══ Data extract

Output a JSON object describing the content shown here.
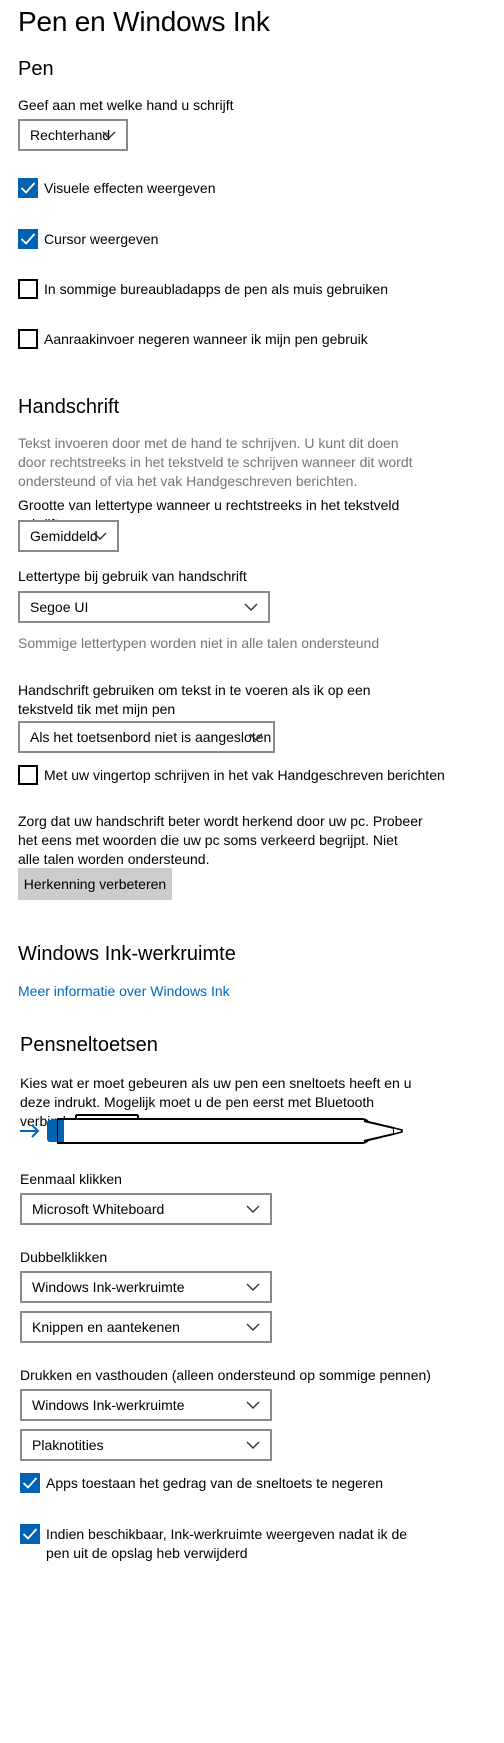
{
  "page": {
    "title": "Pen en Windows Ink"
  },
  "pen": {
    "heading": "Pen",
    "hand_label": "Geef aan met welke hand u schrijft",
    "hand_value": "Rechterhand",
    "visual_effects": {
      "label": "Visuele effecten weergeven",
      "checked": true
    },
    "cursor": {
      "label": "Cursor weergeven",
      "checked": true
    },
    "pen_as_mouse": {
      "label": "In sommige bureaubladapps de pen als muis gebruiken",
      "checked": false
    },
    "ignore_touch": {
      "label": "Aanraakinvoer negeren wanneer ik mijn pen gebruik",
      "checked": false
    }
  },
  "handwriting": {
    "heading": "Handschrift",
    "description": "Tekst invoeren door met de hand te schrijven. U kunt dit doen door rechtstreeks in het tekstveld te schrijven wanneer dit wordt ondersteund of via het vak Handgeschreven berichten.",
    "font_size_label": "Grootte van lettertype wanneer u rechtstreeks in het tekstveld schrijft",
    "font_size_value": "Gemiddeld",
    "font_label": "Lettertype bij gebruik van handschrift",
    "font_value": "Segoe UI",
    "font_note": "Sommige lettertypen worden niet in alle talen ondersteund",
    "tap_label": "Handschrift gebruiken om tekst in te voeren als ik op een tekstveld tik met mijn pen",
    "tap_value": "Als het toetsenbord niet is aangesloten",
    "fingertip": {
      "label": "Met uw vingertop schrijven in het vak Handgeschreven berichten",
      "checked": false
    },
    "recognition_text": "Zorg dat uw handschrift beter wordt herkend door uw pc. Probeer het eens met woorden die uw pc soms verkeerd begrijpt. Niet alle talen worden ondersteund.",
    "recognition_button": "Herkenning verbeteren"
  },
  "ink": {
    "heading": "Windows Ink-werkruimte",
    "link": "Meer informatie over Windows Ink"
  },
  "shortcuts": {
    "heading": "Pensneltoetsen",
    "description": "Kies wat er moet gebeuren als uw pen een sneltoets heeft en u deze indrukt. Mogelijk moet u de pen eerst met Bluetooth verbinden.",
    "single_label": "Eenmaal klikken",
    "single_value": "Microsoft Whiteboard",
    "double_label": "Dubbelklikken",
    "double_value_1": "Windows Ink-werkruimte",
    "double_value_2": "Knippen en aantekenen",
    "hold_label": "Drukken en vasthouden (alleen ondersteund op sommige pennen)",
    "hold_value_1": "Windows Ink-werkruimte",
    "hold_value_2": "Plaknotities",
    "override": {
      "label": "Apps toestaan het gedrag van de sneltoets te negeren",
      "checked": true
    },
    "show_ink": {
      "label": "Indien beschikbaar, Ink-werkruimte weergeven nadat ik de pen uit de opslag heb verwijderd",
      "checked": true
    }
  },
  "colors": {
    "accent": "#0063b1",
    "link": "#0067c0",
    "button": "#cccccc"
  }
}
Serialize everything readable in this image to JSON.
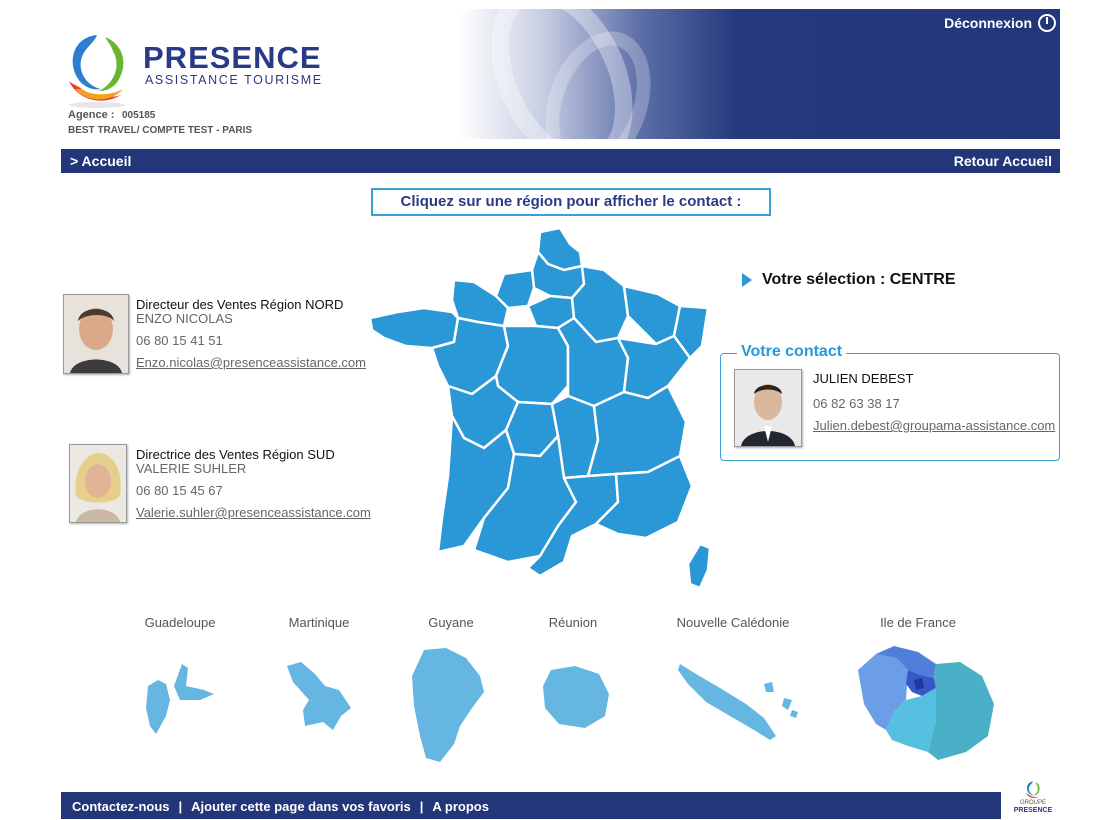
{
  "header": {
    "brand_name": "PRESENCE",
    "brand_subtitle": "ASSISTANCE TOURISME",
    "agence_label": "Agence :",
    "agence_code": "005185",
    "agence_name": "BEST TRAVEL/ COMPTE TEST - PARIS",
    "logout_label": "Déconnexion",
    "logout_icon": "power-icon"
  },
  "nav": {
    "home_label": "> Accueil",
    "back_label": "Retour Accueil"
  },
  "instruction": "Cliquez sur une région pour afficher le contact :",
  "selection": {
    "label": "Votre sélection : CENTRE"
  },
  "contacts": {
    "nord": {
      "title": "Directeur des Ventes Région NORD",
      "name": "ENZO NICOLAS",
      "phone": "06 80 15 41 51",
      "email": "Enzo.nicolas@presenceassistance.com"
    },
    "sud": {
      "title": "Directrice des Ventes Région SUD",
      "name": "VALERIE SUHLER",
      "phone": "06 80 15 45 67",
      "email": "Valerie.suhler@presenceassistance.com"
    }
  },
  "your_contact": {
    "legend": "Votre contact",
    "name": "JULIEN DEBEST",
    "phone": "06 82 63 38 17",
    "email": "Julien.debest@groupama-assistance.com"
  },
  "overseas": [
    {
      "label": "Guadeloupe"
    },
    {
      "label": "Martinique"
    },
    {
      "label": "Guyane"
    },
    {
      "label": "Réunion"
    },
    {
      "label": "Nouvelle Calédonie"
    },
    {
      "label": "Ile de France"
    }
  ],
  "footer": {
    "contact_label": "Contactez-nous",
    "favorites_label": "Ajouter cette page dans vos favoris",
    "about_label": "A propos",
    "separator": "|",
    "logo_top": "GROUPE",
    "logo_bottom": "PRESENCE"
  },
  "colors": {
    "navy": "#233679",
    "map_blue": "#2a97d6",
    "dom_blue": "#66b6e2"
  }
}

════

* [The task]:
Gather from the records above every line containing the string "wanneer".

* [Written solution]:
      "label": "Aanraakinvoer negeren wanneer ik mijn pen gebruik",
    "description": "Tekst invoeren door met de hand te schrijven. U kunt dit doen door rechtstreeks in het tekstveld te schrijven wanneer dit wordt ondersteund of via het vak Handgeschreven berichten.",
    "font_size_label": "Grootte van lettertype wanneer u rechtstreeks in het tekstveld schrijft",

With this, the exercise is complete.